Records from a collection
--- Start ---

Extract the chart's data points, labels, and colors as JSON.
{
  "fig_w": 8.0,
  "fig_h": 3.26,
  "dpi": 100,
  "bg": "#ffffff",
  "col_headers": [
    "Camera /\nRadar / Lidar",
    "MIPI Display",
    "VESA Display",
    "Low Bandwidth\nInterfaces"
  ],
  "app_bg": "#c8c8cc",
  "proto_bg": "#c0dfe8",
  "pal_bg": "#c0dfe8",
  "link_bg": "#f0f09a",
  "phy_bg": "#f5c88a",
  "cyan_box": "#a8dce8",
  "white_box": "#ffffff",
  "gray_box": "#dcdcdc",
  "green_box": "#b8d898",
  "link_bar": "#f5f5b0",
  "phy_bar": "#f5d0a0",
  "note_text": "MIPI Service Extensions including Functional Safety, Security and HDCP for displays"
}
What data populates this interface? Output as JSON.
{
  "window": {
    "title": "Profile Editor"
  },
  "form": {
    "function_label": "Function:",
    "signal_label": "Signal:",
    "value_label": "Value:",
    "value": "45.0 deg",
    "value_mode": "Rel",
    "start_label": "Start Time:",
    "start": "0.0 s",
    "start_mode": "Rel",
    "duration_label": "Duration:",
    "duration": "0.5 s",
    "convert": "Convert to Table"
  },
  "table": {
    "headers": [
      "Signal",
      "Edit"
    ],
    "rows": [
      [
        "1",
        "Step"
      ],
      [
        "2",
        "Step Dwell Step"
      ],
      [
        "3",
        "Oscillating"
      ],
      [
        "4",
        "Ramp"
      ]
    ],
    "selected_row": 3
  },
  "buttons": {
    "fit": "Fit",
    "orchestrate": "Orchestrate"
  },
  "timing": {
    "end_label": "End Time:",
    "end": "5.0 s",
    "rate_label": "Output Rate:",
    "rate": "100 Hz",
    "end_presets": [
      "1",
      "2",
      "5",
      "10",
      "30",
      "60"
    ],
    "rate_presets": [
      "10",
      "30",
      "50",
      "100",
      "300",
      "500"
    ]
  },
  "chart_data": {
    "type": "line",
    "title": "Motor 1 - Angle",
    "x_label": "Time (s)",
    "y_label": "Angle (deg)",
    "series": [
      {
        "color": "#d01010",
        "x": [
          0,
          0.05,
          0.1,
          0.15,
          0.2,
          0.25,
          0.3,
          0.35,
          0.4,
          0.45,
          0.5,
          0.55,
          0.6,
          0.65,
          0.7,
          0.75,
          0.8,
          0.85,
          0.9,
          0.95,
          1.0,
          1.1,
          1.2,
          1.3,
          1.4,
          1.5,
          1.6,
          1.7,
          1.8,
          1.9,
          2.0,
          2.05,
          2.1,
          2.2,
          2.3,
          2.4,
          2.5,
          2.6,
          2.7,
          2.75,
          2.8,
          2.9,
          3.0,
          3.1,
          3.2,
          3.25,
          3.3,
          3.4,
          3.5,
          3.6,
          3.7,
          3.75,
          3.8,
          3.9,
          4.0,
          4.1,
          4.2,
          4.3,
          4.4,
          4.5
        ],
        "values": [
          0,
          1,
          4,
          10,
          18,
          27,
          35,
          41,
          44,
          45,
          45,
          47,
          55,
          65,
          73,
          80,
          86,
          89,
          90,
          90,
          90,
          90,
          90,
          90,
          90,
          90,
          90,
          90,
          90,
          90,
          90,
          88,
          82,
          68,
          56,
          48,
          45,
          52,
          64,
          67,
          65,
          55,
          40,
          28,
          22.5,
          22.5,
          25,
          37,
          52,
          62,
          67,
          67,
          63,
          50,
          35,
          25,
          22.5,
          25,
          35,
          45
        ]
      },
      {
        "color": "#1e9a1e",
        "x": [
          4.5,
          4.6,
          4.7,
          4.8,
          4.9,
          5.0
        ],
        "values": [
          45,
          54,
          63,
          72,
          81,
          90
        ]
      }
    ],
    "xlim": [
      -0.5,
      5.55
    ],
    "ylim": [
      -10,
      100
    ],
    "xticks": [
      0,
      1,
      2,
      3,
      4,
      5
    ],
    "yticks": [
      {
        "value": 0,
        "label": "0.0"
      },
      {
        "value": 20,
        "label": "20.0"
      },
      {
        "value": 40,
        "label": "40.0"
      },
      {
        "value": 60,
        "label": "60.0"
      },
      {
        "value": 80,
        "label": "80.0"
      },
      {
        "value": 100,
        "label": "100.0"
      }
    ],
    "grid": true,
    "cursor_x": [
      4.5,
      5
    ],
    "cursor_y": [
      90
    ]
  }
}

--- End ---

To be done
All of the material above needs to be copied exactly.

Solution to this task
Extract the chart's data points, labels, and colors as JSON.
{
  "fig_w": 8.0,
  "fig_h": 3.26,
  "dpi": 100,
  "bg": "#ffffff",
  "col_headers": [
    "Camera /\nRadar / Lidar",
    "MIPI Display",
    "VESA Display",
    "Low Bandwidth\nInterfaces"
  ],
  "app_bg": "#c8c8cc",
  "proto_bg": "#c0dfe8",
  "pal_bg": "#c0dfe8",
  "link_bg": "#f0f09a",
  "phy_bg": "#f5c88a",
  "cyan_box": "#a8dce8",
  "white_box": "#ffffff",
  "gray_box": "#dcdcdc",
  "green_box": "#b8d898",
  "link_bar": "#f5f5b0",
  "phy_bar": "#f5d0a0",
  "note_text": "MIPI Service Extensions including Functional Safety, Security and HDCP for displays"
}
What data populates this interface? Output as JSON.
{
  "window": {
    "title": "Profile Editor"
  },
  "form": {
    "function_label": "Function:",
    "signal_label": "Signal:",
    "value_label": "Value:",
    "value": "45.0 deg",
    "value_mode": "Rel",
    "start_label": "Start Time:",
    "start": "0.0 s",
    "start_mode": "Rel",
    "duration_label": "Duration:",
    "duration": "0.5 s",
    "convert": "Convert to Table"
  },
  "table": {
    "headers": [
      "Signal",
      "Edit"
    ],
    "rows": [
      [
        "1",
        "Step"
      ],
      [
        "2",
        "Step Dwell Step"
      ],
      [
        "3",
        "Oscillating"
      ],
      [
        "4",
        "Ramp"
      ]
    ],
    "selected_row": 3
  },
  "buttons": {
    "fit": "Fit",
    "orchestrate": "Orchestrate"
  },
  "timing": {
    "end_label": "End Time:",
    "end": "5.0 s",
    "rate_label": "Output Rate:",
    "rate": "100 Hz",
    "end_presets": [
      "1",
      "2",
      "5",
      "10",
      "30",
      "60"
    ],
    "rate_presets": [
      "10",
      "30",
      "50",
      "100",
      "300",
      "500"
    ]
  },
  "chart_data": {
    "type": "line",
    "title": "Motor 1 - Angle",
    "x_label": "Time (s)",
    "y_label": "Angle (deg)",
    "series": [
      {
        "color": "#d01010",
        "x": [
          0,
          0.05,
          0.1,
          0.15,
          0.2,
          0.25,
          0.3,
          0.35,
          0.4,
          0.45,
          0.5,
          0.55,
          0.6,
          0.65,
          0.7,
          0.75,
          0.8,
          0.85,
          0.9,
          0.95,
          1.0,
          1.1,
          1.2,
          1.3,
          1.4,
          1.5,
          1.6,
          1.7,
          1.8,
          1.9,
          2.0,
          2.05,
          2.1,
          2.2,
          2.3,
          2.4,
          2.5,
          2.6,
          2.7,
          2.75,
          2.8,
          2.9,
          3.0,
          3.1,
          3.2,
          3.25,
          3.3,
          3.4,
          3.5,
          3.6,
          3.7,
          3.75,
          3.8,
          3.9,
          4.0,
          4.1,
          4.2,
          4.3,
          4.4,
          4.5
        ],
        "values": [
          0,
          1,
          4,
          10,
          18,
          27,
          35,
          41,
          44,
          45,
          45,
          47,
          55,
          65,
          73,
          80,
          86,
          89,
          90,
          90,
          90,
          90,
          90,
          90,
          90,
          90,
          90,
          90,
          90,
          90,
          90,
          88,
          82,
          68,
          56,
          48,
          45,
          52,
          64,
          67,
          65,
          55,
          40,
          28,
          22.5,
          22.5,
          25,
          37,
          52,
          62,
          67,
          67,
          63,
          50,
          35,
          25,
          22.5,
          25,
          35,
          45
        ]
      },
      {
        "color": "#1e9a1e",
        "x": [
          4.5,
          4.6,
          4.7,
          4.8,
          4.9,
          5.0
        ],
        "values": [
          45,
          54,
          63,
          72,
          81,
          90
        ]
      }
    ],
    "xlim": [
      -0.5,
      5.55
    ],
    "ylim": [
      -10,
      100
    ],
    "xticks": [
      0,
      1,
      2,
      3,
      4,
      5
    ],
    "yticks": [
      {
        "value": 0,
        "label": "0.0"
      },
      {
        "value": 20,
        "label": "20.0"
      },
      {
        "value": 40,
        "label": "40.0"
      },
      {
        "value": 60,
        "label": "60.0"
      },
      {
        "value": 80,
        "label": "80.0"
      },
      {
        "value": 100,
        "label": "100.0"
      }
    ],
    "grid": true,
    "cursor_x": [
      4.5,
      5
    ],
    "cursor_y": [
      90
    ]
  }
}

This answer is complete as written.